TASK: Search the data below for the string "ENERO". Extract every line that contains it.

DATA SUPPLIED:
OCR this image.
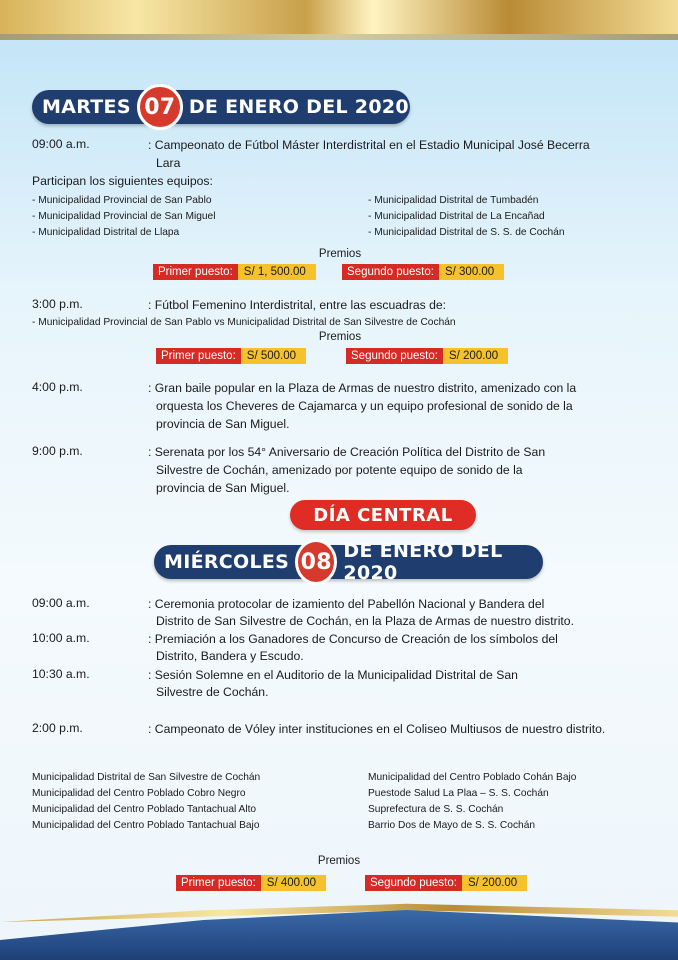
MARTES 07 DE ENERO DEL 2020
09:00 a.m.	: Campeonato de Fútbol Máster Interdistrital en el Estadio Municipal José Becerra
Lara
Participan los siguientes equipos:
- Municipalidad Provincial de San Pablo
- Municipalidad Provincial de San Miguel
- Municipalidad Distrital de Llapa
- Municipalidad Distrital de Tumbadén
- Municipalidad Distrital de La Encañad
- Municipalidad Distrital de S. S. de Cochán
Premios
Primer puesto: S/ 1, 500.00	Segundo puesto: S/ 300.00
3:00 p.m.	: Fútbol Femenino Interdistrital, entre las escuadras de:
- Municipalidad Provincial de San Pablo vs Municipalidad Distrital de San Silvestre de Cochán
Premios
Primer puesto: S/ 500.00	Segundo puesto: S/ 200.00
4:00 p.m.	: Gran baile popular en la Plaza de Armas de nuestro distrito, amenizado con la
orquesta los Cheveres de Cajamarca y un equipo profesional de sonido de la
provincia de San Miguel.
9:00 p.m.	: Serenata por los 54° Aniversario de Creación Política del Distrito de San
Silvestre de Cochán, amenizado por potente equipo de sonido de la
provincia de San Miguel.
DÍA CENTRAL
MIÉRCOLES 08 DE ENERO DEL 2020
09:00 a.m.	: Ceremonia protocolar de izamiento del Pabellón Nacional y Bandera del
Distrito de San Silvestre de Cochán, en la Plaza de Armas de nuestro distrito.
10:00 a.m.	: Premiación a los Ganadores de Concurso de Creación de los símbolos del
Distrito, Bandera y Escudo.
10:30 a.m.	: Sesión Solemne en el Auditorio de la Municipalidad Distrital de San
Silvestre de Cochán.
2:00 p.m.	: Campeonato de Vóley inter instituciones en el Coliseo Multiusos de nuestro distrito.
Municipalidad Distrital de San Silvestre de Cochán
Municipalidad del Centro Poblado Cobro Negro
Municipalidad del Centro Poblado Tantachual Alto
Municipalidad del Centro Poblado Tantachual Bajo
Municipalidad del Centro Poblado Cohán Bajo
Puestode Salud La Plaa – S. S. Cochán
Suprefectura de S. S. Cochán
Barrio Dos de Mayo de S. S. Cochán
Premios
Primer puesto: S/ 400.00	Segundo puesto: S/ 200.00
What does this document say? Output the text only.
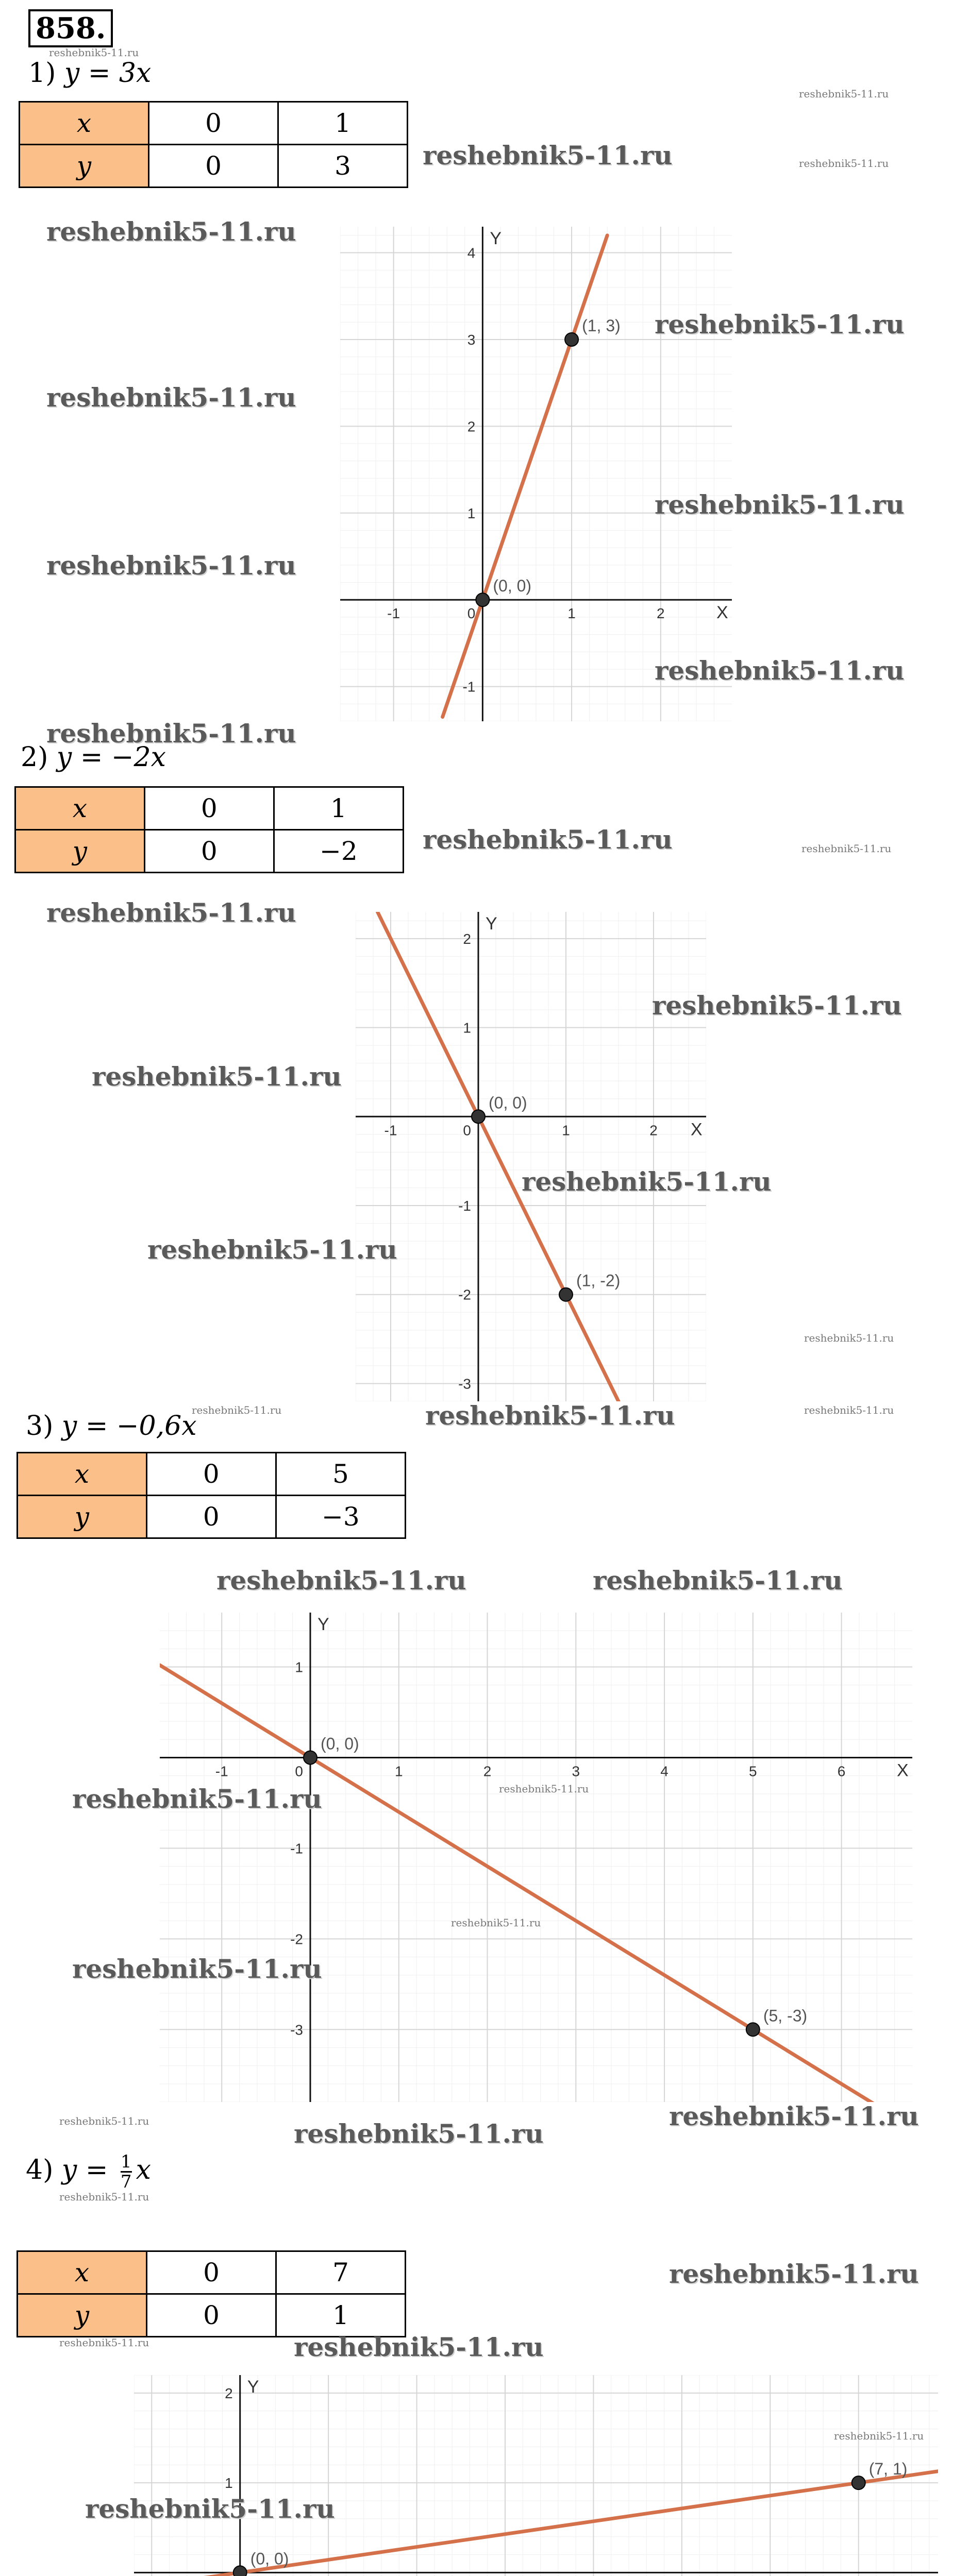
858.
1) y = 3x
x	0	1
y	0	3
2) y = −2x
x	0	1
y	0	−2
3) y = −0,6x
x	0	5
y	0	−3
4) $y = \frac{1}{7}$ x
x	0	7
y	0	1
-1	1	2
-1
1
2
3
4
0	X
Y
(0, 0)
(1, 3)
-1	1	2
-3
-2
-1
1
2
0	X
Y
(0, 0)
(1, -2)
-1	1	2	3	4	5	6
-3
-2
-1
1
0	X
Y
(0, 0)
(5, -3)
1
2 Y
(0, 0)
(7, 1)
reshebnik5-11.ru
reshebnik5-11.ru
reshebnik5-11.ru
reshebnik5-11.ru
reshebnik5-11.ru
reshebnik5-11.ru
reshebnik5-11.ru
reshebnik5-11.ru
reshebnik5-11.ru
reshebnik5-11.ru
reshebnik5-11.ru
reshebnik5-11.ru	reshebnik5-11.ru
reshebnik5-11.ru
reshebnik5-11.ru
reshebnik5-11.ru
reshebnik5-11.ru
reshebnik5-11.ru
reshebnik5-11.ru
reshebnik5-11.ru
reshebnik5-11.ru	reshebnik5-11.ru
reshebnik5-11.ru	reshebnik5-11.ru
reshebnik5-11.ru	reshebnik5-11.ru
reshebnik5-11.ru
reshebnik5-11.ru
reshebnik5-11.ru	reshebnik5-11.ru
reshebnik5-11.ru
reshebnik5-11.ru
reshebnik5-11.ru
reshebnik5-11.ru	reshebnik5-11.ru
reshebnik5-11.ru
reshebnik5-11.ru
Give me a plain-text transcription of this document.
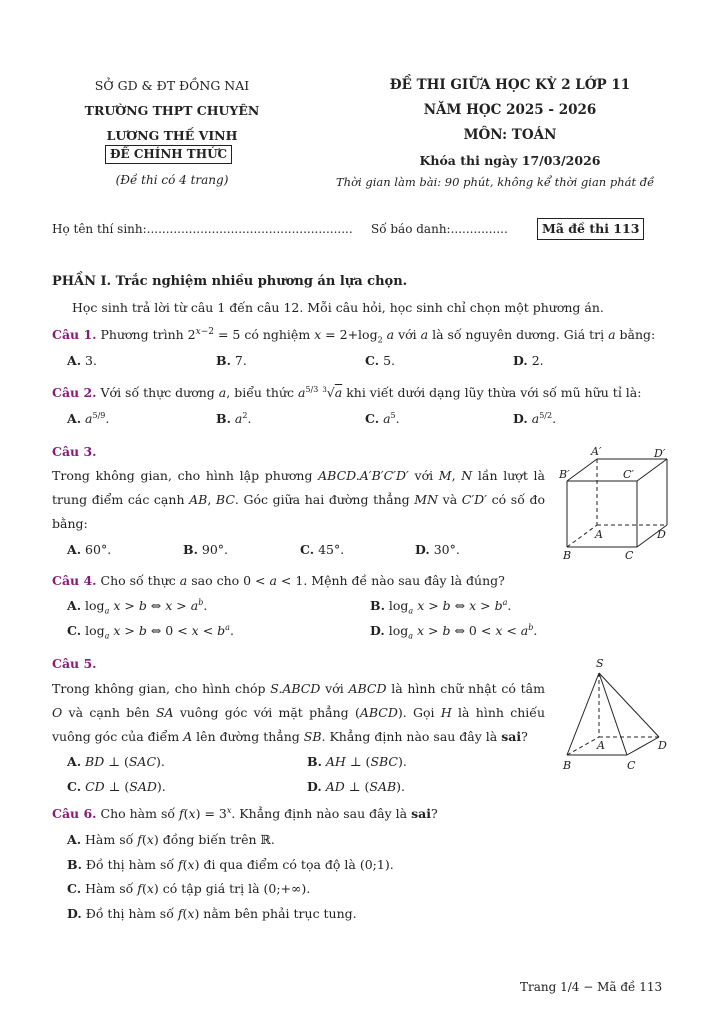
SỞ GD & ĐT ĐỒNG NAI
TRƯỜNG THPT CHUYÊN
LƯƠNG THẾ VINH
ĐỀ CHÍNH THỨC
(Đề thi có 4 trang)
ĐỀ THI GIỮA HỌC KỲ 2 LỚP 11
NĂM HỌC 2025 - 2026
MÔN: TOÁN
Khóa thi ngày 17/03/2026
Thời gian làm bài: 90 phút, không kể thời gian phát đề
Họ tên thí sinh:...................................................... Số báo danh:...............	Mã đề thi 113
PHẦN I. Trắc nghiệm nhiều phương án lựa chọn.
Học sinh trả lời từ câu 1 đến câu 12. Mỗi câu hỏi, học sinh chỉ chọn một phương án.
Câu 1. Phương trình $2^{x-2} = 5$ có nghiệm $x = 2+\log_2$ a với a là số nguyên dương. Giá trị a bằng:
A. 3.	B. 7.	C. 5.	D. 2.
Câu 2. Với số thực dương a, biểu thức $a^{5/3}$ $^3$√a khi viết dưới dạng lũy thừa với số mũ hữu tỉ là:
A. $a^{5/9}$.	B. $a^2$.	C. $a^5$.	D. $a^{5/2}$.
Câu 3.
Trong không gian, cho hình lập phương ABCD.A′B′C′D′ với M, N lần lượt là trung điểm các cạnh AB, BC. Góc giữa hai đường thẳng MN và C′D′ có số đo bằng:
A. 60°.	B. 90°.	C. 45°.	D. 30°.
A′	D′
B′	C′
A	D
B	C
Câu 4. Cho số thực a sao cho 0 < a < 1. Mệnh đề nào sau đây là đúng?
A. $\log_a x > b$ ⇔ $x > a^b$.	B. $\log_a x > b$ ⇔ $x > b^a$.
C. $\log_a x > b$ ⇔ $0 < x < b^a$.	D. $\log_a x > b$ ⇔ $0 < x < a^b$.
Câu 5.
Trong không gian, cho hình chóp S.ABCD với ABCD là hình chữ nhật có tâm O và cạnh bên SA vuông góc với mặt phẳng (ABCD). Gọi H là hình chiếu vuông góc của điểm A lên đường thẳng SB. Khẳng định nào sau đây là sai?
A. BD ⊥ (SAC).	B. AH ⊥ (SBC).
C. CD ⊥ (SAD).	D. AD ⊥ (SAB).
S
A	D
B	C
Câu 6. Cho hàm số $f(x) = 3^x$. Khẳng định nào sau đây là sai?
A. Hàm số f(x) đồng biến trên ℝ.
B. Đồ thị hàm số f(x) đi qua điểm có tọa độ là (0;1).
C. Hàm số f(x) có tập giá trị là (0;+∞).
D. Đồ thị hàm số f(x) nằm bên phải trục tung.
Trang 1/4 − Mã đề 113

WRITTEN SOLUTION:
MARTES 07 DE ENERO DEL 2020
MIÉRCOLES 08 DE ENERO DEL 2020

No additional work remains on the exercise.